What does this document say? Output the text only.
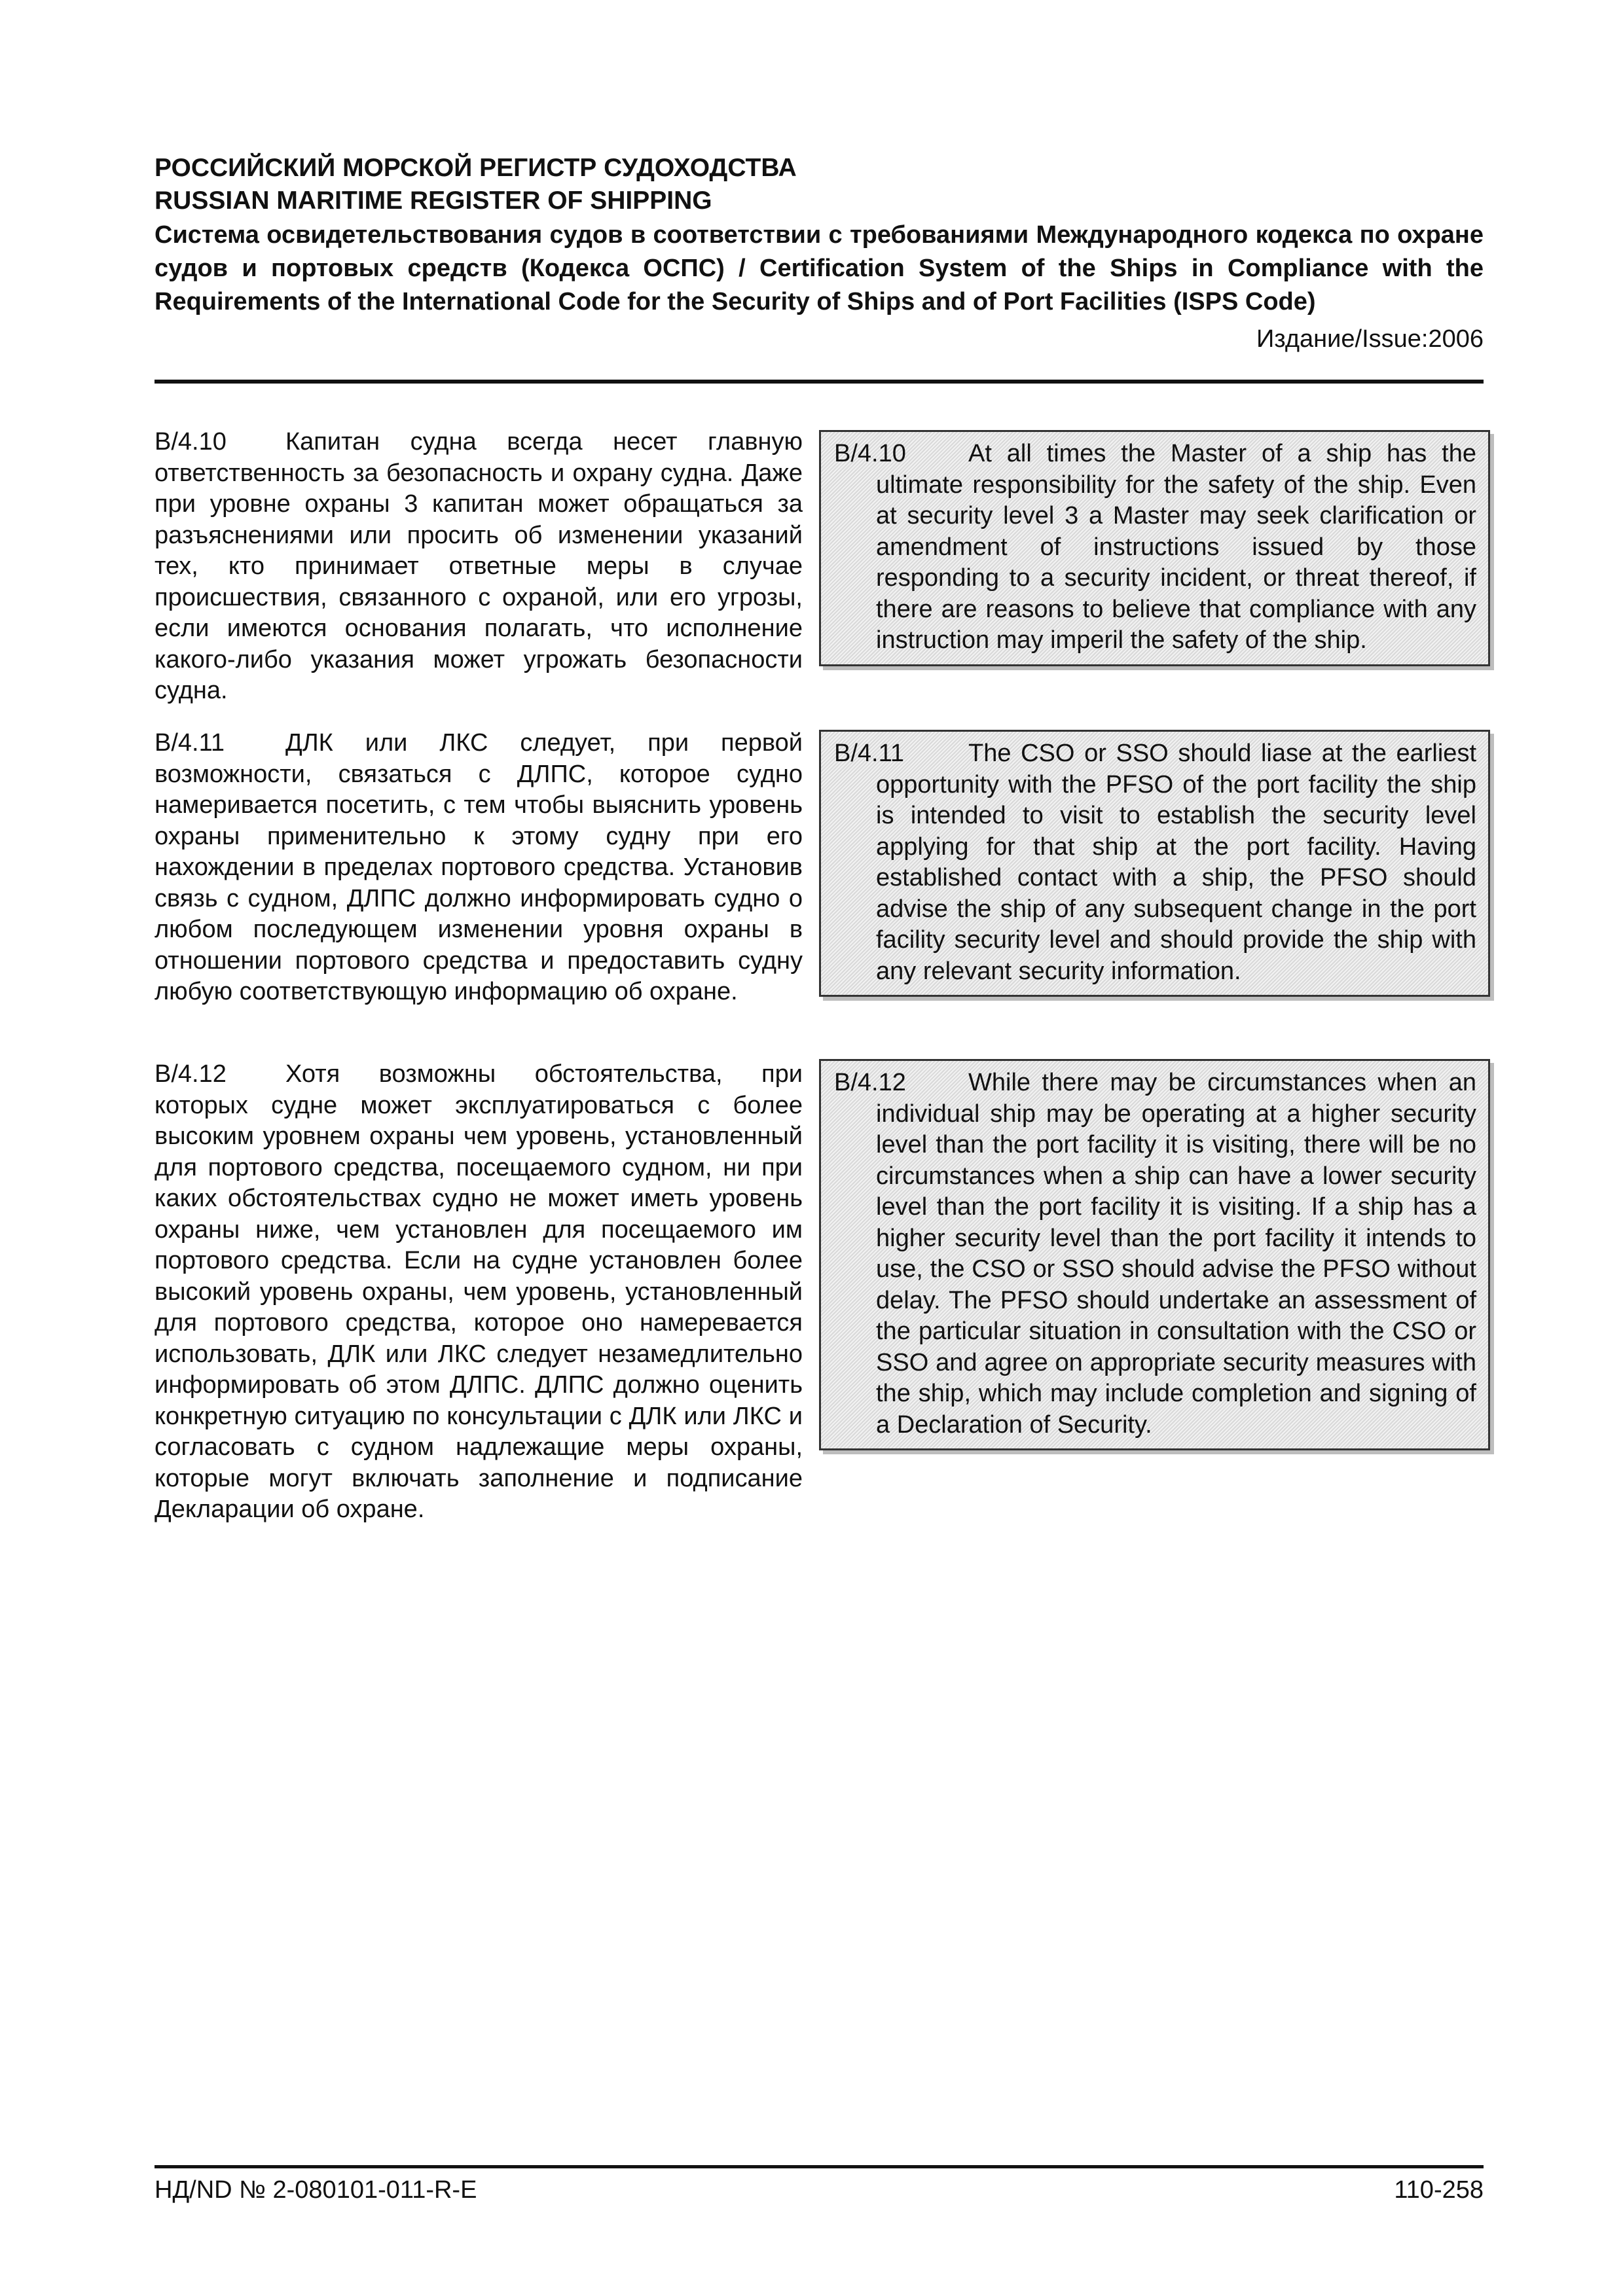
РОССИЙСКИЙ МОРСКОЙ РЕГИСТР СУДОХОДСТВА

RUSSIAN MARITIME REGISTER OF SHIPPING

Система освидетельствования судов в соответствии с требованиями Международного кодекса по охране судов и портовых средств (Кодекса ОСПС) / Certification System of the Ships in Compliance with the Requirements of the International Code for the Security of Ships and of Port Facilities (ISPS Code)

Издание/Issue:2006
B/4.10 Капитан судна всегда несет главную ответственность за безопасность и охрану судна. Даже при уровне охраны 3 капитан может обращаться за разъяснениями или просить об изменении указаний тех, кто принимает ответные меры в случае происшествия, связанного с охраной, или его угрозы, если имеются основания полагать, что исполнение какого-либо указания может угрожать безопасности судна.

B/4.10	At all times the Master of a ship has the ultimate responsibility for the safety of the ship. Even at security level 3 a Master may seek clarification or amendment of instructions issued by those responding to a security incident, or threat thereof, if there are reasons to believe that compliance with any instruction may imperil the safety of the ship.

B/4.11 ДЛК или ЛКС следует, при первой возможности, связаться с ДЛПС, которое судно намеривается посетить, с тем чтобы выяснить уровень охраны применительно к этому судну при его нахождении в пределах портового средства. Установив связь с судном, ДЛПС должно информировать судно о любом последующем изменении уровня охраны в отношении портового средства и предоставить судну любую соответствующую информацию об охране.

B/4.11	The CSO or SSO should liase at the earliest opportunity with the PFSO of the port facility the ship is intended to visit to establish the security level applying for that ship at the port facility. Having established contact with a ship, the PFSO should advise the ship of any subsequent change in the port facility security level and should provide the ship with any relevant security information.

B/4.12 Хотя возможны обстоятельства, при которых судне может эксплуатироваться с более высоким уровнем охраны чем уровень, установленный для портового средства, посещаемого судном, ни при каких обстоятельствах судно не может иметь уровень охраны ниже, чем установлен для посещаемого им портового средства. Если на судне установлен более высокий уровень охраны, чем уровень, установленный для портового средства, которое оно намеревается использовать, ДЛК или ЛКС следует незамедлительно информировать об этом ДЛПС. ДЛПС должно оценить конкретную ситуацию по консультации с ДЛК или ЛКС и согласовать с судном надлежащие меры охраны, которые могут включать заполнение и подписание Декларации об охране.

B/4.12	While there may be circumstances when an individual ship may be operating at a higher security level than the port facility it is visiting, there will be no circumstances when a ship can have a lower security level than the port facility it is visiting. If a ship has a higher security level than the port facility it intends to use, the CSO or SSO should advise the PFSO without delay. The PFSO should undertake an assessment of the particular situation in consultation with the CSO or SSO and agree on appropriate security measures with the ship, which may include completion and signing of a Declaration of Security.

НД/ND № 2-080101-011-R-E	110-258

- Exercise objective:
Except for the pictures, copy every line of the records above exactly.

- Worked solution:
What does this document say? Output the text only.
РОССИЙСКИЙ МОРСКОЙ РЕГИСТР СУДОХОДСТВА

RUSSIAN MARITIME REGISTER OF SHIPPING

Система освидетельствования судов в соответствии с требованиями Международного кодекса по охране судов и портовых средств (Кодекса ОСПС) / Certification System of the Ships in Compliance with the Requirements of the International Code for the Security of Ships and of Port Facilities (ISPS Code)

Издание/Issue:2006
B/4.10 Капитан судна всегда несет главную ответственность за безопасность и охрану судна. Даже при уровне охраны 3 капитан может обращаться за разъяснениями или просить об изменении указаний тех, кто принимает ответные меры в случае происшествия, связанного с охраной, или его угрозы, если имеются основания полагать, что исполнение какого-либо указания может угрожать безопасности судна.

B/4.10	At all times the Master of a ship has the ultimate responsibility for the safety of the ship. Even at security level 3 a Master may seek clarification or amendment of instructions issued by those responding to a security incident, or threat thereof, if there are reasons to believe that compliance with any instruction may imperil the safety of the ship.

B/4.11 ДЛК или ЛКС следует, при первой возможности, связаться с ДЛПС, которое судно намеривается посетить, с тем чтобы выяснить уровень охраны применительно к этому судну при его нахождении в пределах портового средства. Установив связь с судном, ДЛПС должно информировать судно о любом последующем изменении уровня охраны в отношении портового средства и предоставить судну любую соответствующую информацию об охране.

B/4.11	The CSO or SSO should liase at the earliest opportunity with the PFSO of the port facility the ship is intended to visit to establish the security level applying for that ship at the port facility. Having established contact with a ship, the PFSO should advise the ship of any subsequent change in the port facility security level and should provide the ship with any relevant security information.

B/4.12 Хотя возможны обстоятельства, при которых судне может эксплуатироваться с более высоким уровнем охраны чем уровень, установленный для портового средства, посещаемого судном, ни при каких обстоятельствах судно не может иметь уровень охраны ниже, чем установлен для посещаемого им портового средства. Если на судне установлен более высокий уровень охраны, чем уровень, установленный для портового средства, которое оно намеревается использовать, ДЛК или ЛКС следует незамедлительно информировать об этом ДЛПС. ДЛПС должно оценить конкретную ситуацию по консультации с ДЛК или ЛКС и согласовать с судном надлежащие меры охраны, которые могут включать заполнение и подписание Декларации об охране.

B/4.12	While there may be circumstances when an individual ship may be operating at a higher security level than the port facility it is visiting, there will be no circumstances when a ship can have a lower security level than the port facility it is visiting. If a ship has a higher security level than the port facility it intends to use, the CSO or SSO should advise the PFSO without delay. The PFSO should undertake an assessment of the particular situation in consultation with the CSO or SSO and agree on appropriate security measures with the ship, which may include completion and signing of a Declaration of Security.

НД/ND № 2-080101-011-R-E	110-258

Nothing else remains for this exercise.